_STATED PROBLEM_:
Copy out lines with the word "Shortages" from the material that follows.

_Data records_:
● ● ● ● ●
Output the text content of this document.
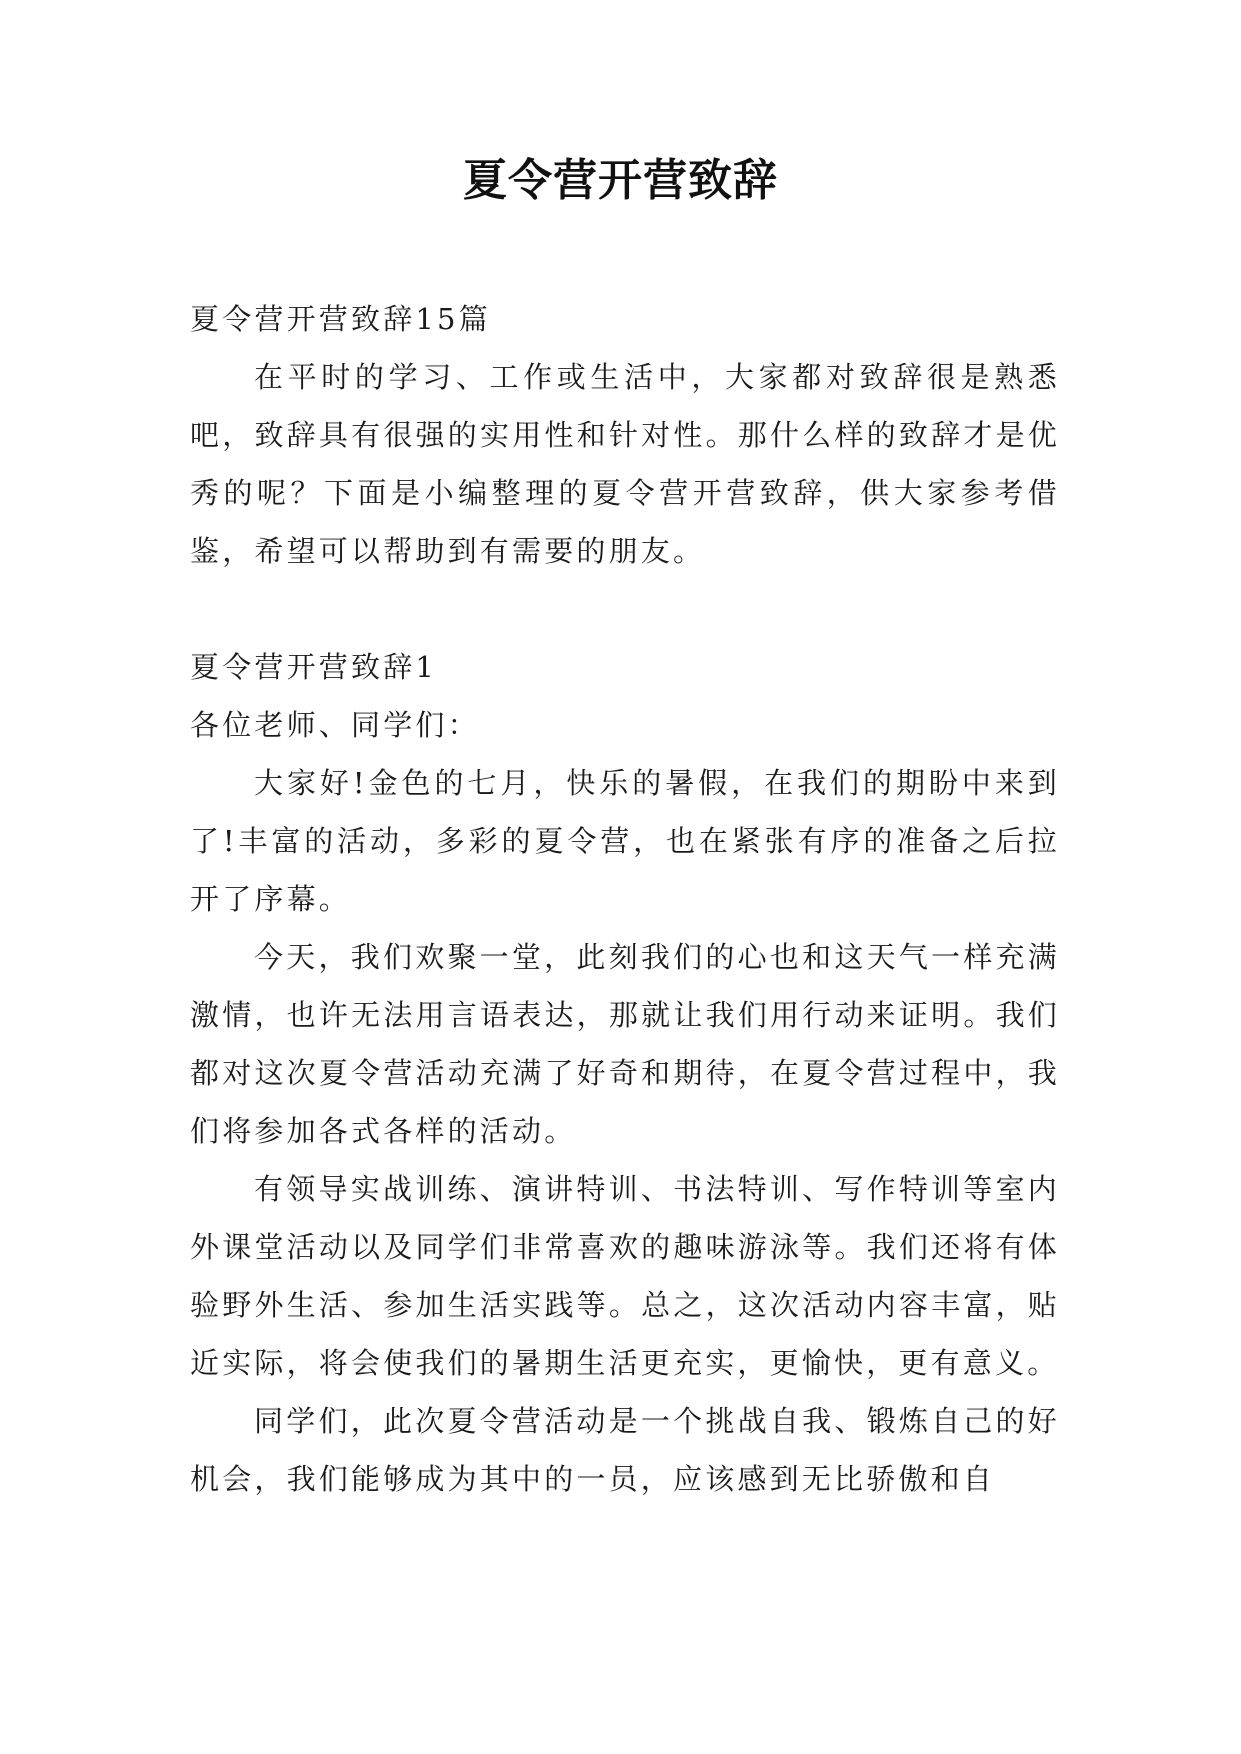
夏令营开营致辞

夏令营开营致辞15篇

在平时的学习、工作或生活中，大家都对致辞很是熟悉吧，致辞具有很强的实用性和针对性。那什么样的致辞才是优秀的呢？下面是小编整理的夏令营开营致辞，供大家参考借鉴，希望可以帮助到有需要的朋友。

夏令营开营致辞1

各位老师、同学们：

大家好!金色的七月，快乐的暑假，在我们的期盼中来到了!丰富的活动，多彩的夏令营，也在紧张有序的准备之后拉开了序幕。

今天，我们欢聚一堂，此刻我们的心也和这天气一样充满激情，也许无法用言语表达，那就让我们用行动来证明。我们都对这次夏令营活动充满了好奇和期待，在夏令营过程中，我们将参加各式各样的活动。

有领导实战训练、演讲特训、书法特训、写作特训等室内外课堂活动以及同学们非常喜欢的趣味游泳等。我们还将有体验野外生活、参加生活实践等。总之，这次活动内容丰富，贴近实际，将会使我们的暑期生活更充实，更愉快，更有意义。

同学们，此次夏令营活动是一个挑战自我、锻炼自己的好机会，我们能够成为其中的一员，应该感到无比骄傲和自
● ● ● ● ●
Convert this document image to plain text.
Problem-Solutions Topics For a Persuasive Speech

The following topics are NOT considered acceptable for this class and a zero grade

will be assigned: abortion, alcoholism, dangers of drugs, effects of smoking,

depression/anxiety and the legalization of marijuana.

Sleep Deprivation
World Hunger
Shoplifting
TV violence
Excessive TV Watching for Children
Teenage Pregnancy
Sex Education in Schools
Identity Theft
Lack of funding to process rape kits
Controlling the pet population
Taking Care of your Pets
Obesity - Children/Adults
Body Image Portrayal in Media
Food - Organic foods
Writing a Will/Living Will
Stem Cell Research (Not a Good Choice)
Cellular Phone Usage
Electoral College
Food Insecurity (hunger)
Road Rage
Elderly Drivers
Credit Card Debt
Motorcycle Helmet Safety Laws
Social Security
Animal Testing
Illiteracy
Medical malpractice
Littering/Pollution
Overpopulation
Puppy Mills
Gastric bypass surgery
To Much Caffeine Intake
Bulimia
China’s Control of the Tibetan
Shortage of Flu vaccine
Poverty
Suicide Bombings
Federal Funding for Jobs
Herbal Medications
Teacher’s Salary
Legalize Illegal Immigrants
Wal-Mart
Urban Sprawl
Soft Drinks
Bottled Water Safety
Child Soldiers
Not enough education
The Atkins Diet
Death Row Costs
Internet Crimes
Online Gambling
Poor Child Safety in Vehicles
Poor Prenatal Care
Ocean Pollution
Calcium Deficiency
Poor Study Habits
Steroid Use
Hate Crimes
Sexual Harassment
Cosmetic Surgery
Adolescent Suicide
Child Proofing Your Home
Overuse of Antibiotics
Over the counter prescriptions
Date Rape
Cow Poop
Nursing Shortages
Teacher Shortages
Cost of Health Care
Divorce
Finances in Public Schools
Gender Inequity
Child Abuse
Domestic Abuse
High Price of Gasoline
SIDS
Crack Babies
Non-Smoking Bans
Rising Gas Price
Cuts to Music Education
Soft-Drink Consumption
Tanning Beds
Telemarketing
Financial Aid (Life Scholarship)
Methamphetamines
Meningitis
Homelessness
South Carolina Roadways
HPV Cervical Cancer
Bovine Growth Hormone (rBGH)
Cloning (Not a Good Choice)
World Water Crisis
● ● ● ● ●
_EXPECTED ANSWER_:
Nursing Shortages
Teacher Shortages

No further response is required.